### INSTRUCTIONS TO FOLLOW
All of the entries must be reproduced exactly, with no images carried over.

Dataset records:

_____

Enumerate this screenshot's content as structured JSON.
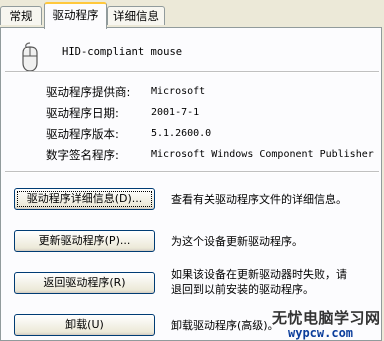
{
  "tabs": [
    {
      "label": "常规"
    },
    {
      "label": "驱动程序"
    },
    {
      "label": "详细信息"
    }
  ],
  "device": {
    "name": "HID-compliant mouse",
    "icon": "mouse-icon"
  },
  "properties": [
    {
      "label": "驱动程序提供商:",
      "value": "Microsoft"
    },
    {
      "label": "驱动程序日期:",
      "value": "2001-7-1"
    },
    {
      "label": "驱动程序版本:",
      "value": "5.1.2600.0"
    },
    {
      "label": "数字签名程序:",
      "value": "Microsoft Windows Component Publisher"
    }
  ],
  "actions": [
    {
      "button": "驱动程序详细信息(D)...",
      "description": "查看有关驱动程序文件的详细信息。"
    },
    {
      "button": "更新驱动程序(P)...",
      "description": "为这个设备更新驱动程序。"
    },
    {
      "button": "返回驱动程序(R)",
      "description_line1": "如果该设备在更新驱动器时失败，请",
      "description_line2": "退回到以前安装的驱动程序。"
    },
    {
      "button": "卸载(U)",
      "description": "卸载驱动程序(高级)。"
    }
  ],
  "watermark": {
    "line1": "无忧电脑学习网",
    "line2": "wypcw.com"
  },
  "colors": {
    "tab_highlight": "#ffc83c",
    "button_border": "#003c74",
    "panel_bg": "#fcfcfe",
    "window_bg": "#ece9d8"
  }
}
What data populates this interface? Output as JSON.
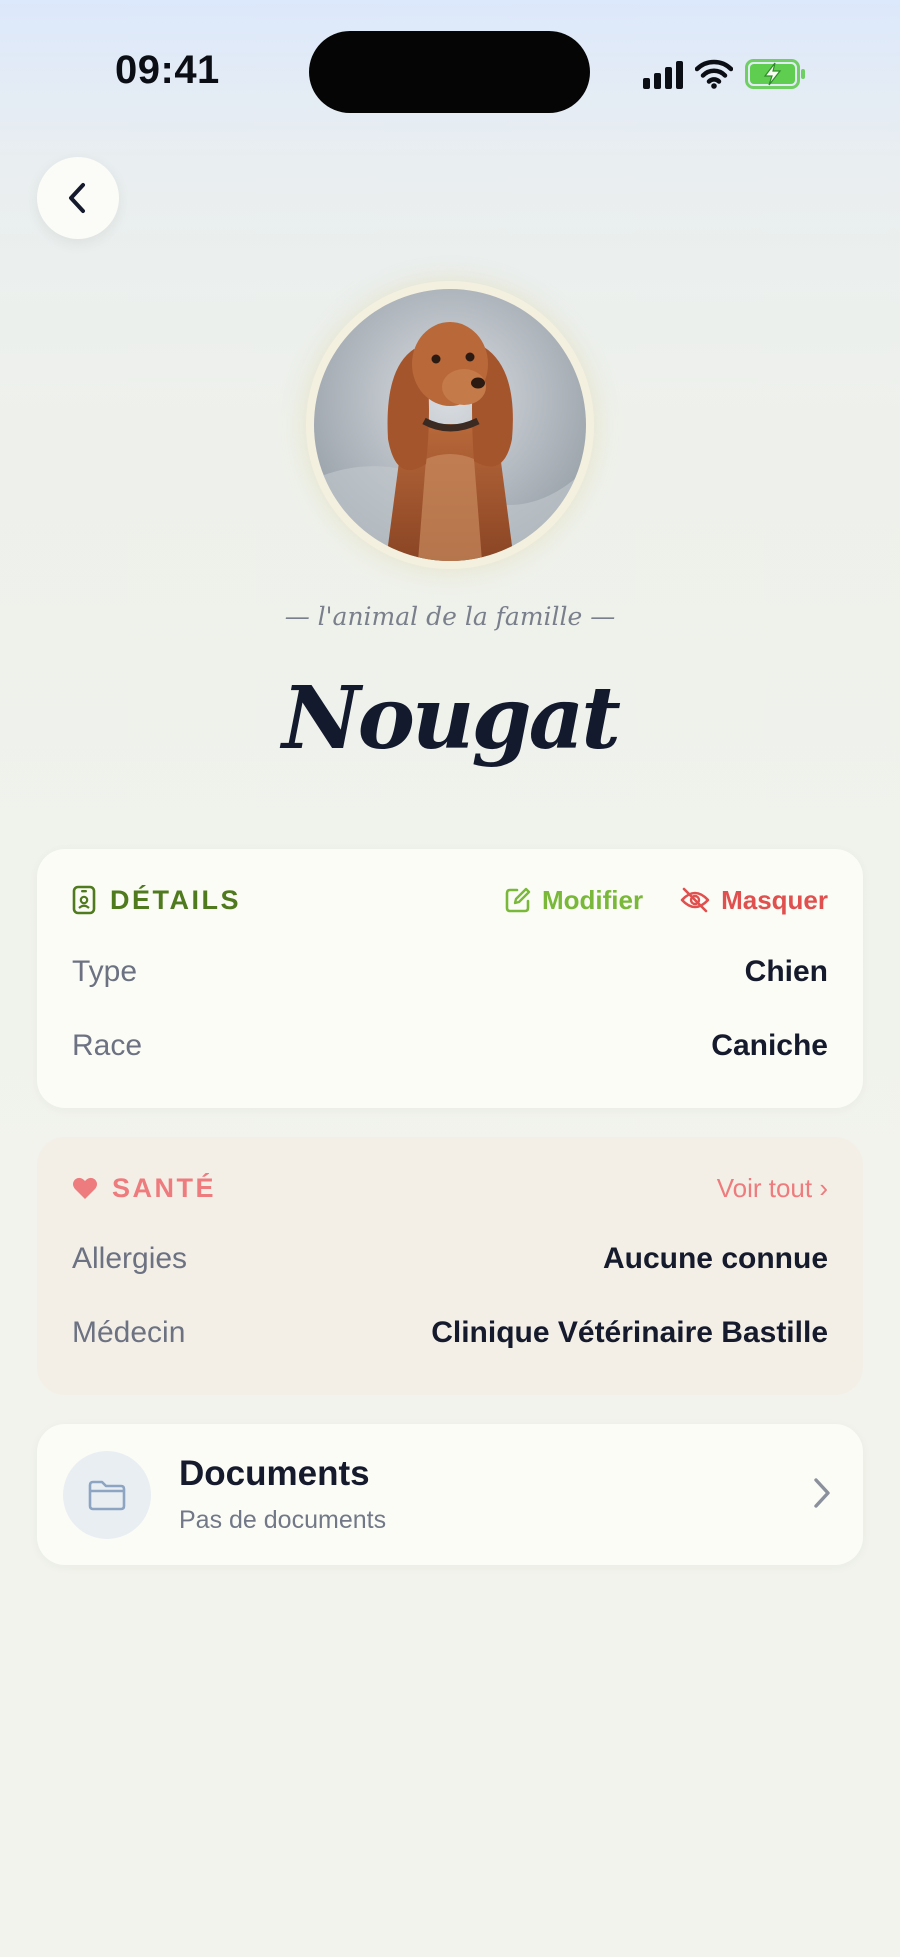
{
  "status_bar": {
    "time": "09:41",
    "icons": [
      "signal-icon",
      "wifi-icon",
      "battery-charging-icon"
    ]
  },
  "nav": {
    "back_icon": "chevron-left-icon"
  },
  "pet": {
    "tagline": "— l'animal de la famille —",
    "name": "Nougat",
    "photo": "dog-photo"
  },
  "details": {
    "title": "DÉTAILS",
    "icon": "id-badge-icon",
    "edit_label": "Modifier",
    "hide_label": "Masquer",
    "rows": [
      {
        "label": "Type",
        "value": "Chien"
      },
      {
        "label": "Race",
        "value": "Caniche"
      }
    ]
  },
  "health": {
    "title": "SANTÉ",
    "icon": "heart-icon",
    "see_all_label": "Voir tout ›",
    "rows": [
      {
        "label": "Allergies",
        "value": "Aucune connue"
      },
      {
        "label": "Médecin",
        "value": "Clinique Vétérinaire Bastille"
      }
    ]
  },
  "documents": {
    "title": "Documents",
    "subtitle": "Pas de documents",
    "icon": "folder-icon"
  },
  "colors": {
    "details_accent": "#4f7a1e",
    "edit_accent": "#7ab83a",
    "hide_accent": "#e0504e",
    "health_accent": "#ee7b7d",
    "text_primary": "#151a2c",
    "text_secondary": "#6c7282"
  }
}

_____

### EXERCISE OUTPUT
Enumerate this screenshot's content as structured JSON.
{
  "tabs": [
    {
      "label": "常规"
    },
    {
      "label": "驱动程序"
    },
    {
      "label": "详细信息"
    }
  ],
  "device": {
    "name": "HID-compliant mouse",
    "icon": "mouse-icon"
  },
  "properties": [
    {
      "label": "驱动程序提供商:",
      "value": "Microsoft"
    },
    {
      "label": "驱动程序日期:",
      "value": "2001-7-1"
    },
    {
      "label": "驱动程序版本:",
      "value": "5.1.2600.0"
    },
    {
      "label": "数字签名程序:",
      "value": "Microsoft Windows Component Publisher"
    }
  ],
  "actions": [
    {
      "button": "驱动程序详细信息(D)...",
      "description": "查看有关驱动程序文件的详细信息。"
    },
    {
      "button": "更新驱动程序(P)...",
      "description": "为这个设备更新驱动程序。"
    },
    {
      "button": "返回驱动程序(R)",
      "description_line1": "如果该设备在更新驱动器时失败，请",
      "description_line2": "退回到以前安装的驱动程序。"
    },
    {
      "button": "卸载(U)",
      "description": "卸载驱动程序(高级)。"
    }
  ],
  "watermark": {
    "line1": "无忧电脑学习网",
    "line2": "wypcw.com"
  },
  "colors": {
    "tab_highlight": "#ffc83c",
    "button_border": "#003c74",
    "panel_bg": "#fcfcfe",
    "window_bg": "#ece9d8"
  }
}
What data populates this interface? Output as JSON.
{
  "status_bar": {
    "time": "09:41",
    "icons": [
      "signal-icon",
      "wifi-icon",
      "battery-charging-icon"
    ]
  },
  "nav": {
    "back_icon": "chevron-left-icon"
  },
  "pet": {
    "tagline": "— l'animal de la famille —",
    "name": "Nougat",
    "photo": "dog-photo"
  },
  "details": {
    "title": "DÉTAILS",
    "icon": "id-badge-icon",
    "edit_label": "Modifier",
    "hide_label": "Masquer",
    "rows": [
      {
        "label": "Type",
        "value": "Chien"
      },
      {
        "label": "Race",
        "value": "Caniche"
      }
    ]
  },
  "health": {
    "title": "SANTÉ",
    "icon": "heart-icon",
    "see_all_label": "Voir tout ›",
    "rows": [
      {
        "label": "Allergies",
        "value": "Aucune connue"
      },
      {
        "label": "Médecin",
        "value": "Clinique Vétérinaire Bastille"
      }
    ]
  },
  "documents": {
    "title": "Documents",
    "subtitle": "Pas de documents",
    "icon": "folder-icon"
  },
  "colors": {
    "details_accent": "#4f7a1e",
    "edit_accent": "#7ab83a",
    "hide_accent": "#e0504e",
    "health_accent": "#ee7b7d",
    "text_primary": "#151a2c",
    "text_secondary": "#6c7282"
  }
}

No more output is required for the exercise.